Your goal -> All entries below are to be set down again, identical to the source.

════════════════════

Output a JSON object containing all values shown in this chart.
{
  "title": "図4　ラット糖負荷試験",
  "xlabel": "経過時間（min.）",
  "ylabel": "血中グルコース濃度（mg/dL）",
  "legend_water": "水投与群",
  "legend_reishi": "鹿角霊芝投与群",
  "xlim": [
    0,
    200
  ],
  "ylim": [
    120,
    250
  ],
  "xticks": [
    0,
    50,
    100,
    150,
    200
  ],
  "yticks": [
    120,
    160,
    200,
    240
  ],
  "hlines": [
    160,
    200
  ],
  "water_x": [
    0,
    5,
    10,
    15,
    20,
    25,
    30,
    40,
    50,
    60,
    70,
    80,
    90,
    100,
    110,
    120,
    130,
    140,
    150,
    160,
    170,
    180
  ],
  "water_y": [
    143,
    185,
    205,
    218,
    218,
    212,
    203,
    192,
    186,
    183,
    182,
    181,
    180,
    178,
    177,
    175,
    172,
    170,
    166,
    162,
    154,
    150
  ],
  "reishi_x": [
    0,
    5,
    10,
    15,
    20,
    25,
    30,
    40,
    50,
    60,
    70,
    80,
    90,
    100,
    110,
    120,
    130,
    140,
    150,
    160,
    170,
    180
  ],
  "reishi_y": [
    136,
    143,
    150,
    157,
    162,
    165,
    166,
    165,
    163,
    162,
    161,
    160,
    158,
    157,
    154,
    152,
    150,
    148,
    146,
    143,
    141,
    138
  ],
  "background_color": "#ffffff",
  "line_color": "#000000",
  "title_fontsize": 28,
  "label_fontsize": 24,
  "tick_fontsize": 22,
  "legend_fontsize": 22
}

════════════════════

Response to this exercise ->
Output a JSON object containing all values shown in this chart.
{
  "title": "図4　ラット糖負荷試験",
  "xlabel": "経過時間（min.）",
  "ylabel": "血中グルコース濃度（mg/dL）",
  "legend_water": "水投与群",
  "legend_reishi": "鹿角霊芝投与群",
  "xlim": [
    0,
    200
  ],
  "ylim": [
    120,
    250
  ],
  "xticks": [
    0,
    50,
    100,
    150,
    200
  ],
  "yticks": [
    120,
    160,
    200,
    240
  ],
  "hlines": [
    160,
    200
  ],
  "water_x": [
    0,
    5,
    10,
    15,
    20,
    25,
    30,
    40,
    50,
    60,
    70,
    80,
    90,
    100,
    110,
    120,
    130,
    140,
    150,
    160,
    170,
    180
  ],
  "water_y": [
    143,
    185,
    205,
    218,
    218,
    212,
    203,
    192,
    186,
    183,
    182,
    181,
    180,
    178,
    177,
    175,
    172,
    170,
    166,
    162,
    154,
    150
  ],
  "reishi_x": [
    0,
    5,
    10,
    15,
    20,
    25,
    30,
    40,
    50,
    60,
    70,
    80,
    90,
    100,
    110,
    120,
    130,
    140,
    150,
    160,
    170,
    180
  ],
  "reishi_y": [
    136,
    143,
    150,
    157,
    162,
    165,
    166,
    165,
    163,
    162,
    161,
    160,
    158,
    157,
    154,
    152,
    150,
    148,
    146,
    143,
    141,
    138
  ],
  "background_color": "#ffffff",
  "line_color": "#000000",
  "title_fontsize": 28,
  "label_fontsize": 24,
  "tick_fontsize": 22,
  "legend_fontsize": 22
}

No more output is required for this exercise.